> Übungstext
___

Larat wird nicht die einzige Klägerin bleiben. Nach einer Klagewelle in den USA, bei der sich Bayer Anfang 2012 auf einen Vergleich und die Zahlung von 107 Millionen Euro einließ, steht das Unternehmen aus Leverkusen auch in Frankreich erstmals vor einer Reihe von Verfahren wegen möglicher Nebenwirkungen von Antibabypillen. 30 Frauen haben inzwischen angekündigt, vor einem Gericht der Region Paris gegen Medikamentenhersteller zu klagen, weil sie sich als Opfer von Verhütungsmitteln der sogenannten dritten und vierten Generation betrachten.
"Dutzende von Briefen und Anrufen erhalten"
In einer Stellungnahme zu den Vorgängen teilte der Pharmakonzern Bayer mit: "Wir werden etwaige Behauptungen - sobald sie uns vorliegen - prüfen und danach über unsere nächsten Schritte entscheiden." "Wir haben Dutzende von Briefen und Anrufen erhalten", sagt Philippe Courtois, einer der Anwälte der jungen Französin im Wirtschaftsblatt "Les Echos". Er glaubt: "Diese Zahl dürfte in den kommenden Wochen noch ansteigen."
Die Betroffenen im Alter zwischen 17 und 48 Jahren, die auch gegen Schering, Merck und Pfizer vor Gericht ziehen wollen, haben durchweg schwere gesundheitliche Schädigungen davongetragen. Einen Gehirnschlag erlitten 15 Frauen, drei beklagen eine Lungenembolie, andere trugen durch Thrombosen schwere Lähmungen davon, epileptische Anfälle oder Sprachstörungen. Verantwortlich dafür machen die Geschädigten die Einnahme von oralen Verhütungsmitteln - vor allem jene Arzneien, die seit Anfang der achtziger Jahre zunehmend die ersten Anti-Baby-Präparate ersetzten: Die Pille blieb damit bei der Hälfte der Französinnen das bei weitem beliebteste Verhütungsmittel.
Denn die seinerzeit "neuen Produkte" auf dem Markt der Verhütungsmittel sollten durch geringere Östrogenanteile und andere Zusammensetzung vor allem Nebenwirkungen wie Gewichtszunahme abstellen; sie wurden aber auch beworben als Medikamente gegen Akne oder fette Haut.
"Ein Unding"
Dabei war auch die Einnahme der weiterentwickelten Medikamente nicht frei von Risiken: Dazu zählt die Gefahr eines Hirnschlags oder einer Thrombose. Frankreichs Gesundheitsbehörden warnten bereits 2002 vor diesen Gefahren; die Agentur für Sicherheit von Medikamenten sah in einem Bericht von 2011 bei Thrombosegefahr für Pillen der dritten und vierten Generation ein größeres Risiko: "Eine Verdoppelung der Fälle von zwei auf vier pro 10.000", lautete die Meinung der Agentur, die sich auf europaweite Studien stützte.

___

> Bereitgestellte Angaben

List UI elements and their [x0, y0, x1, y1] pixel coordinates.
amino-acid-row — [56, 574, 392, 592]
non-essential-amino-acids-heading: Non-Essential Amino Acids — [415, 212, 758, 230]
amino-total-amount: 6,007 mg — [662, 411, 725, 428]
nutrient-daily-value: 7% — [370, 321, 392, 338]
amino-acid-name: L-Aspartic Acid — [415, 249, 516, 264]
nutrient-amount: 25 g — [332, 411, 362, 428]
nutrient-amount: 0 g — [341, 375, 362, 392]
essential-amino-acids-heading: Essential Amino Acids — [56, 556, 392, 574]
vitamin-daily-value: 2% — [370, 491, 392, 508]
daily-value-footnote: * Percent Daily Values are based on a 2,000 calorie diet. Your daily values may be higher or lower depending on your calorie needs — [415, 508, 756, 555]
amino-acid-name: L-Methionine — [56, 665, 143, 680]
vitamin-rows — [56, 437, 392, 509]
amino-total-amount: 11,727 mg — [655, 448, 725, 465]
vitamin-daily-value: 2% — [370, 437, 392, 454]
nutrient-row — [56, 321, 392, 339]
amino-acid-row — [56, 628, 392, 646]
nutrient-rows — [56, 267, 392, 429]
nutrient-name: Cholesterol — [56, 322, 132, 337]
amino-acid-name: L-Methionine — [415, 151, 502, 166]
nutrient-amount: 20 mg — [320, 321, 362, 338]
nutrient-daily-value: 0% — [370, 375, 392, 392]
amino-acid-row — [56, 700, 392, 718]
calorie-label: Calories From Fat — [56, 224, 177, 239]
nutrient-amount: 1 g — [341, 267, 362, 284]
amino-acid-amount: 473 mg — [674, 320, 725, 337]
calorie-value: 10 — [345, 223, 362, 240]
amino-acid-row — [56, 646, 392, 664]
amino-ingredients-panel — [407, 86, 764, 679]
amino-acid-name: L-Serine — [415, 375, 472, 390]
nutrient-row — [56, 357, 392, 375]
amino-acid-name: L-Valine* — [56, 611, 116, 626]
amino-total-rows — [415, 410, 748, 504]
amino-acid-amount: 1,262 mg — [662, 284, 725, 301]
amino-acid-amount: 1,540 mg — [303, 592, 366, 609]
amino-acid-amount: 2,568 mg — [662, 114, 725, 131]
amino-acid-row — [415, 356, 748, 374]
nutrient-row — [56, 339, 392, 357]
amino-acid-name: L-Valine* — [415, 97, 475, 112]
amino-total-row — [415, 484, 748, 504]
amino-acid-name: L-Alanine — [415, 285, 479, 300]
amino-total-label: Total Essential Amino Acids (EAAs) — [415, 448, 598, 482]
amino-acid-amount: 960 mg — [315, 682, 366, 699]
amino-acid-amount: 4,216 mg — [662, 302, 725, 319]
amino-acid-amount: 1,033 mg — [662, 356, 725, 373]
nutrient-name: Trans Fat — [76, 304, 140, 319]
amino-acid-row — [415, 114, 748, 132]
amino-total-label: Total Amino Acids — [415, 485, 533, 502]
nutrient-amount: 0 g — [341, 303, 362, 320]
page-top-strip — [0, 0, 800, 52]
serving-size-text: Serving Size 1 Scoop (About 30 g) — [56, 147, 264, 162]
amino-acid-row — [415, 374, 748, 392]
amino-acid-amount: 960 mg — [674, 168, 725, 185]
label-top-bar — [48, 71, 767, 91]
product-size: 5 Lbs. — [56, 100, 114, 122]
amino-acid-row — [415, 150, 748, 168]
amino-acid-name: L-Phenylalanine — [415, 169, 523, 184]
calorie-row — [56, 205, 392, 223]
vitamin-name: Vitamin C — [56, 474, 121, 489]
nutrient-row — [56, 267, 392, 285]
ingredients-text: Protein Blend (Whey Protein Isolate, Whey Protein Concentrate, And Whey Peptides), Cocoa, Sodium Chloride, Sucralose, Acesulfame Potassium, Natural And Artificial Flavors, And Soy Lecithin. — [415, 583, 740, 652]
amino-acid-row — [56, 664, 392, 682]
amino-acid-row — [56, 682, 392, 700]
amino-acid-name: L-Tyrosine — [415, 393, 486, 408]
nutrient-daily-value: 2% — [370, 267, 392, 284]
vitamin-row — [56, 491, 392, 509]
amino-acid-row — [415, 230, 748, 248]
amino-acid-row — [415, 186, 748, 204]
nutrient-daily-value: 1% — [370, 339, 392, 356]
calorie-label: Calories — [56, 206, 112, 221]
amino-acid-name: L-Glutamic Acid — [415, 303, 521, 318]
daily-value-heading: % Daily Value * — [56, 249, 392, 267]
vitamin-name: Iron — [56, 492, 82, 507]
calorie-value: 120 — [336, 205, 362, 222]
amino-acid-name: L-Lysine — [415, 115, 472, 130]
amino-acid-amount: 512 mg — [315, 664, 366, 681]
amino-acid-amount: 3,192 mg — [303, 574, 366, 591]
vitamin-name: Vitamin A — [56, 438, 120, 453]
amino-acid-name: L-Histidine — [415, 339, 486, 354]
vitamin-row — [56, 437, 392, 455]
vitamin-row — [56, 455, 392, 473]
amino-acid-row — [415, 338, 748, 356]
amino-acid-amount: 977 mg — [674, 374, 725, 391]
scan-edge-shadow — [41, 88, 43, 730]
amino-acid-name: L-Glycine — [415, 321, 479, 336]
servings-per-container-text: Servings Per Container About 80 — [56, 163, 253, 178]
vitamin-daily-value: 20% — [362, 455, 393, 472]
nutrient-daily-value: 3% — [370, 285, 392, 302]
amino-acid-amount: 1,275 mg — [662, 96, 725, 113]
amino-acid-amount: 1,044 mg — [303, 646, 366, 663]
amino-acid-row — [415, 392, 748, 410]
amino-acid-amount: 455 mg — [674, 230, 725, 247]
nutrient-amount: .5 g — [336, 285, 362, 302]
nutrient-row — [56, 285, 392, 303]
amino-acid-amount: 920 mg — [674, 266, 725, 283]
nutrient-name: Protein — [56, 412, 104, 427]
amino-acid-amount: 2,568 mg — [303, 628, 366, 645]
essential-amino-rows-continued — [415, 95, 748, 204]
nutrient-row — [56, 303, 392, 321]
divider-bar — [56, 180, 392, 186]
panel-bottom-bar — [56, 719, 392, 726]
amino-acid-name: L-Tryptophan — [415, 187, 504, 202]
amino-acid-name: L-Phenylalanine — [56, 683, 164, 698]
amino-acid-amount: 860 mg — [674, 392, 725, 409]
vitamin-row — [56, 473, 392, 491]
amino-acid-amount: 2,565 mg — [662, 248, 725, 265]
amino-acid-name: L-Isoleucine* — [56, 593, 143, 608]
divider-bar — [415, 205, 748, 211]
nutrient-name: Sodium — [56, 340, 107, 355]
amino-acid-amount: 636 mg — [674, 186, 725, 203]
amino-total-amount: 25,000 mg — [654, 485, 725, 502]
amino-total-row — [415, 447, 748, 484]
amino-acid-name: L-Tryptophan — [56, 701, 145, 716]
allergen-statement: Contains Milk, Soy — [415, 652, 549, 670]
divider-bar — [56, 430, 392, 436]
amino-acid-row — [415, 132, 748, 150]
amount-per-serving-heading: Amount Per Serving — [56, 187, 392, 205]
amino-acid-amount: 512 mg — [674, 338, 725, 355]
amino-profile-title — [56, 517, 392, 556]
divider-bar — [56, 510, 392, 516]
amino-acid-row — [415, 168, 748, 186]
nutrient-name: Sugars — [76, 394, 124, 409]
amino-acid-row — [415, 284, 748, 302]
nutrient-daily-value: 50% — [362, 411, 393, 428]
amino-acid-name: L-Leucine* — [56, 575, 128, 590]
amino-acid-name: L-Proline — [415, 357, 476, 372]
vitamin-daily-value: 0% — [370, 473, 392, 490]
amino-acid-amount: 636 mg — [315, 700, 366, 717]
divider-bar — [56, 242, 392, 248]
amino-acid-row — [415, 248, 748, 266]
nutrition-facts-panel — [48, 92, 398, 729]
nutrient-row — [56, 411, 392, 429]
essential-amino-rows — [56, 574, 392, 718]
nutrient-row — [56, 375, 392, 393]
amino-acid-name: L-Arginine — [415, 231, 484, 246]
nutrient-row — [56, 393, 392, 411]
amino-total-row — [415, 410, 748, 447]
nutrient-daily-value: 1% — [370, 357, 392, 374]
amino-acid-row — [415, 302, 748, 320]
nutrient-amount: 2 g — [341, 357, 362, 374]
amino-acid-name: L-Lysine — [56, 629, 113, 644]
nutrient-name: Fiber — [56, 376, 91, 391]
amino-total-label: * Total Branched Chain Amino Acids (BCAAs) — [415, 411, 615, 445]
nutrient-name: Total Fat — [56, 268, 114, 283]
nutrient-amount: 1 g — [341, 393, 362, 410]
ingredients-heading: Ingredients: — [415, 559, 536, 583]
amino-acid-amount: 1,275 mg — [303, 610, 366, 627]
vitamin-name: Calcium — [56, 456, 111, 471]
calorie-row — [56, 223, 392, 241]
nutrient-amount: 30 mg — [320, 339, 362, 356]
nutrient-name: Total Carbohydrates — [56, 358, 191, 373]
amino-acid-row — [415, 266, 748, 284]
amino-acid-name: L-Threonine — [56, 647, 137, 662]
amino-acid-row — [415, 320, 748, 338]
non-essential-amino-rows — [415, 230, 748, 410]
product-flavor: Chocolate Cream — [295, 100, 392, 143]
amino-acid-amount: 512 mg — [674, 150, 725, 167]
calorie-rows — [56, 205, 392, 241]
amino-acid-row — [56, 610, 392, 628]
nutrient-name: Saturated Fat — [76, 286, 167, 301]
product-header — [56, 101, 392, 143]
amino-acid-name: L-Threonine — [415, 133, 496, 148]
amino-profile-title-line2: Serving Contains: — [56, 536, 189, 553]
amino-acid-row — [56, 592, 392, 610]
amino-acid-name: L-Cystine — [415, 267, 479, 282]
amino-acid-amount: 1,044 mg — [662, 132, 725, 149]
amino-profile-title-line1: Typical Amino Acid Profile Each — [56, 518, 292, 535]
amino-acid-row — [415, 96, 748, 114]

___

Geben Sie den Abschnitt des Übungstextes zwischen „Larat wird nicht“ und „vierten Generation betrachten.“ wortgetreu wieder, beide Stellen eingeschlossen.

> Lösung der Aufgabe
Larat wird nicht die einzige Klägerin bleiben. Nach einer Klagewelle in den USA, bei der sich Bayer Anfang 2012 auf einen Vergleich und die Zahlung von 107 Millionen Euro einließ, steht das Unternehmen aus Leverkusen auch in Frankreich erstmals vor einer Reihe von Verfahren wegen möglicher Nebenwirkungen von Antibabypillen. 30 Frauen haben inzwischen angekündigt, vor einem Gericht der Region Paris gegen Medikamentenhersteller zu klagen, weil sie sich als Opfer von Verhütungsmitteln der sogenannten dritten und vierten Generation betrachten.